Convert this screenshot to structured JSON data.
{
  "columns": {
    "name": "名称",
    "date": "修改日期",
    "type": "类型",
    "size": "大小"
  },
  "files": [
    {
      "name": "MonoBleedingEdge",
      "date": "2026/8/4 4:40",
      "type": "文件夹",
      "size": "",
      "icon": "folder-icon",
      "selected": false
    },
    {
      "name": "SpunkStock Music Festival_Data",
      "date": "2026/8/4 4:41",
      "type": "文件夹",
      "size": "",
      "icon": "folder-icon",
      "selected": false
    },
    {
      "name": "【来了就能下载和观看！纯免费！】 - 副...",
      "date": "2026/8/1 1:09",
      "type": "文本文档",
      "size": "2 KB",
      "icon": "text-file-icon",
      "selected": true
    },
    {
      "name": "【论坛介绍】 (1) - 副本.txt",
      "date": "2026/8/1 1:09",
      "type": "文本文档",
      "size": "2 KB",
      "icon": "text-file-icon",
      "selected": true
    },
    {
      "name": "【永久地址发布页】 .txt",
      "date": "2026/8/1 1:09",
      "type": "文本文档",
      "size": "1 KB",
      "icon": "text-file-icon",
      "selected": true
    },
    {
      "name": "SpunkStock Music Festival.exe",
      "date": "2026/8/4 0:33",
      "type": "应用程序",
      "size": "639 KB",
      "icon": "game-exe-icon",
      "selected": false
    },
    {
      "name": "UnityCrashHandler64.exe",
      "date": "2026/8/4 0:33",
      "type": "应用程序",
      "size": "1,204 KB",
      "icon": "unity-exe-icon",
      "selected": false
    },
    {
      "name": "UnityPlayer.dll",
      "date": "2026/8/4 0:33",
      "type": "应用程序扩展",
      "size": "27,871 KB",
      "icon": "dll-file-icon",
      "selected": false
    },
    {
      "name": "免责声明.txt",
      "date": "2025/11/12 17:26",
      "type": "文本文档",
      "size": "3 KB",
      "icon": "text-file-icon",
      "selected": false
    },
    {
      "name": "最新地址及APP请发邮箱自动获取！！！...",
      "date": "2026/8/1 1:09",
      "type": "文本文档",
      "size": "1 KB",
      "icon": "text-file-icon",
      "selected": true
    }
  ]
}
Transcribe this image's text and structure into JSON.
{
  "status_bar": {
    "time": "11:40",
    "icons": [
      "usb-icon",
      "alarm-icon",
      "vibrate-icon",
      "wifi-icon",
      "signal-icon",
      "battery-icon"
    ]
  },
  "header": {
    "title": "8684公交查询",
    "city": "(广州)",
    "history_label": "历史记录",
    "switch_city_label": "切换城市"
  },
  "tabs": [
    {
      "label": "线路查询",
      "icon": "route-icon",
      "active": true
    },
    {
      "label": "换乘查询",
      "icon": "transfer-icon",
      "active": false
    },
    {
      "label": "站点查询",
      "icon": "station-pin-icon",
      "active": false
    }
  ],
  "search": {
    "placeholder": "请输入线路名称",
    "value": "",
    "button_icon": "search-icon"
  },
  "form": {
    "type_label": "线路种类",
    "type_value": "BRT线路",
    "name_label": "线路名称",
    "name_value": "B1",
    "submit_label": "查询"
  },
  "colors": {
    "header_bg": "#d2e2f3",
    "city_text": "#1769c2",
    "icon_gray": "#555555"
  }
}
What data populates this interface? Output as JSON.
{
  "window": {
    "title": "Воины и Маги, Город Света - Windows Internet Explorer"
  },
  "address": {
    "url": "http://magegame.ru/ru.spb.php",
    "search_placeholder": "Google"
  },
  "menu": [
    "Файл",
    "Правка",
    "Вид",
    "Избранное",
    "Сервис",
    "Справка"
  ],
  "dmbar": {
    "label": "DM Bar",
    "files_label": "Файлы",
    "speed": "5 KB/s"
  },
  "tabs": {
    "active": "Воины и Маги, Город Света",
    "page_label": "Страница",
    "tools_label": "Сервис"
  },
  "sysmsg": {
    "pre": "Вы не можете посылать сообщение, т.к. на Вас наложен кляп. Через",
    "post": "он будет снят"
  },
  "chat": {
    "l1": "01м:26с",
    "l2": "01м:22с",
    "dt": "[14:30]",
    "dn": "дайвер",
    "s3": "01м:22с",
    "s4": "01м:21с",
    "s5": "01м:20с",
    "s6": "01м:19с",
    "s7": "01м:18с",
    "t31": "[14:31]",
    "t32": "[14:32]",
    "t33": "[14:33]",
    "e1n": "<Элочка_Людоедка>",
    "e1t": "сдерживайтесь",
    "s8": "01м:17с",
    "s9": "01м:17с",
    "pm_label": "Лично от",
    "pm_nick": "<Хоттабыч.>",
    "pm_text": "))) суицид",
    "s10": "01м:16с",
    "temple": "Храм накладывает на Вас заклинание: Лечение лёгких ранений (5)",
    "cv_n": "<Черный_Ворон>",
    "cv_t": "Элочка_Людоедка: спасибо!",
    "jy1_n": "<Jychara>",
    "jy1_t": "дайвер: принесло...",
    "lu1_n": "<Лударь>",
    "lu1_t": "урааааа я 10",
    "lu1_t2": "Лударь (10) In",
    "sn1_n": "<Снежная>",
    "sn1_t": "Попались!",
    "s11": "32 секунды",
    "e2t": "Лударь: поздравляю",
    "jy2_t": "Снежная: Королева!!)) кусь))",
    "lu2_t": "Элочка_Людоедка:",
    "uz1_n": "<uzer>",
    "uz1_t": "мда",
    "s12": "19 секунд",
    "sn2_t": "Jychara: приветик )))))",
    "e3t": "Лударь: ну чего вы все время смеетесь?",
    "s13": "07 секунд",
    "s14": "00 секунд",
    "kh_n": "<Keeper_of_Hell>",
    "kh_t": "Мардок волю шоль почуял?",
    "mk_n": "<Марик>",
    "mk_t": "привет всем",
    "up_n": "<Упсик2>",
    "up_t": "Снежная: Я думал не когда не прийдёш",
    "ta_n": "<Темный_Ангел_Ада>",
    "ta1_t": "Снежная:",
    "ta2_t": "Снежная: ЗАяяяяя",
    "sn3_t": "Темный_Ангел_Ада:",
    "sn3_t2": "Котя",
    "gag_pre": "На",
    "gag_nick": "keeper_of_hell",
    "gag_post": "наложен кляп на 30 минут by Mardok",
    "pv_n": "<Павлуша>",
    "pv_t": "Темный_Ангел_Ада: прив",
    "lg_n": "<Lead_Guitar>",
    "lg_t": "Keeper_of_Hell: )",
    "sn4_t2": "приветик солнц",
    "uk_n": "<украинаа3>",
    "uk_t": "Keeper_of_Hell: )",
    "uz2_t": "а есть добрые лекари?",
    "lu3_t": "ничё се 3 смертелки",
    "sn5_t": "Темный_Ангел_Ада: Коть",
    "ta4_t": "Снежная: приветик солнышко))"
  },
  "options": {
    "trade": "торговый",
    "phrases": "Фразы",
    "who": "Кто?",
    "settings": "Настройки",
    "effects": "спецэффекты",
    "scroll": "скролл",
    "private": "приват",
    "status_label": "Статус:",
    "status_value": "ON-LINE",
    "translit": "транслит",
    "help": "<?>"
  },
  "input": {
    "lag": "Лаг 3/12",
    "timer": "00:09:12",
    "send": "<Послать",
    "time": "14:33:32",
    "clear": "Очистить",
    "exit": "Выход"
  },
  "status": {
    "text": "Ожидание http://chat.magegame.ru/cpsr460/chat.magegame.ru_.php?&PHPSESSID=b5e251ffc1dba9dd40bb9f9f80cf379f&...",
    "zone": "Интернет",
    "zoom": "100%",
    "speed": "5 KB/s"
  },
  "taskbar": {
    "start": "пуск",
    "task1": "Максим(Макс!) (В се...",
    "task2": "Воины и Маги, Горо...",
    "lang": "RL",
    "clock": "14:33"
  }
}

EXERCISE GOAL =>
Go through the entries above and pull out each line with "JSON" in it.

TASK ANSWER =>
Convert this screenshot to structured JSON data.
Transcribe this image's text and structure into JSON.
What data populates this interface? Output as JSON.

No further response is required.